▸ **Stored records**
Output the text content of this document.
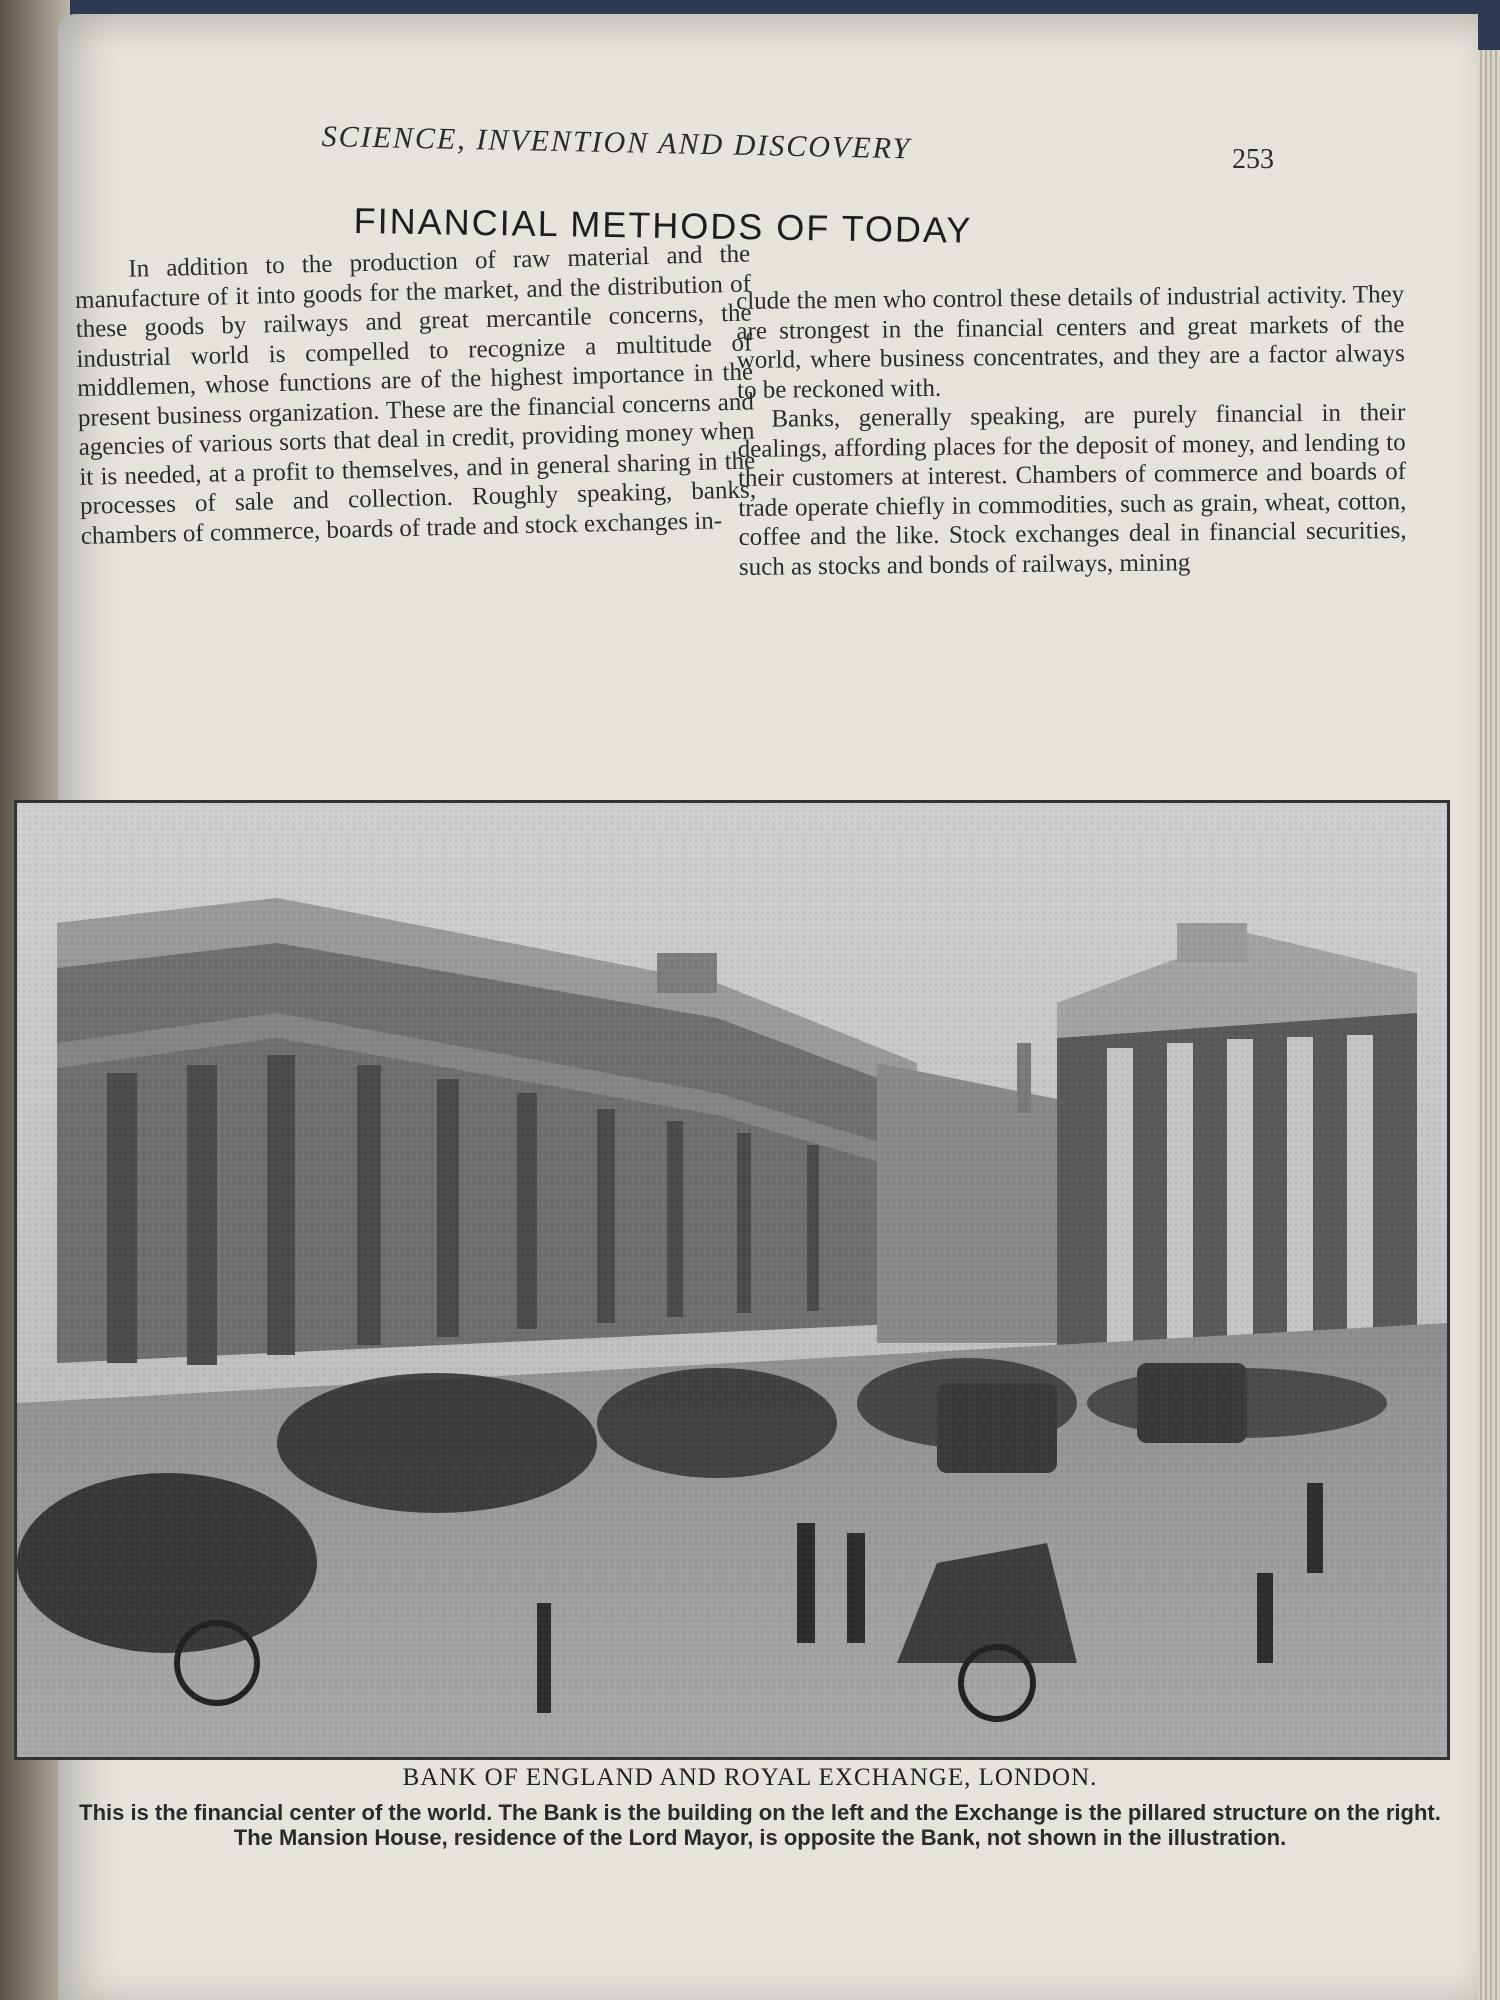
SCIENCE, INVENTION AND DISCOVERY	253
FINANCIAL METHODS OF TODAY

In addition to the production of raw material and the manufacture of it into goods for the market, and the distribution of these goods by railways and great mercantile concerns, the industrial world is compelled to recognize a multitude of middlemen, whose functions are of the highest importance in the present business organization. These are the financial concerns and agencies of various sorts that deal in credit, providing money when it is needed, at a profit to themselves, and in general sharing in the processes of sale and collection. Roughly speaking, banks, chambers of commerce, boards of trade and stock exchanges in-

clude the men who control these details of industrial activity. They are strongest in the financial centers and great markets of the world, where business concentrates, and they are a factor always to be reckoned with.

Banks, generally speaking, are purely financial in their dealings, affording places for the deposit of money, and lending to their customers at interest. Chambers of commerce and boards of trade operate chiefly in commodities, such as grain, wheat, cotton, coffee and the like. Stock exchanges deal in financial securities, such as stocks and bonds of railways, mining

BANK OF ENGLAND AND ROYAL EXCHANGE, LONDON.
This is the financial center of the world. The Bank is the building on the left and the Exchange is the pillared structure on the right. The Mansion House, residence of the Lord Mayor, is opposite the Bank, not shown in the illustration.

▸ **Instruction**
Apart from the pictures, the entries above are to be repeated in full and exactly.

▸ **Written response**
Output the text content of this document.
SCIENCE, INVENTION AND DISCOVERY	253
FINANCIAL METHODS OF TODAY

In addition to the production of raw material and the manufacture of it into goods for the market, and the distribution of these goods by railways and great mercantile concerns, the industrial world is compelled to recognize a multitude of middlemen, whose functions are of the highest importance in the present business organization. These are the financial concerns and agencies of various sorts that deal in credit, providing money when it is needed, at a profit to themselves, and in general sharing in the processes of sale and collection. Roughly speaking, banks, chambers of commerce, boards of trade and stock exchanges in-

clude the men who control these details of industrial activity. They are strongest in the financial centers and great markets of the world, where business concentrates, and they are a factor always to be reckoned with.

Banks, generally speaking, are purely financial in their dealings, affording places for the deposit of money, and lending to their customers at interest. Chambers of commerce and boards of trade operate chiefly in commodities, such as grain, wheat, cotton, coffee and the like. Stock exchanges deal in financial securities, such as stocks and bonds of railways, mining

BANK OF ENGLAND AND ROYAL EXCHANGE, LONDON.
This is the financial center of the world. The Bank is the building on the left and the Exchange is the pillared structure on the right. The Mansion House, residence of the Lord Mayor, is opposite the Bank, not shown in the illustration.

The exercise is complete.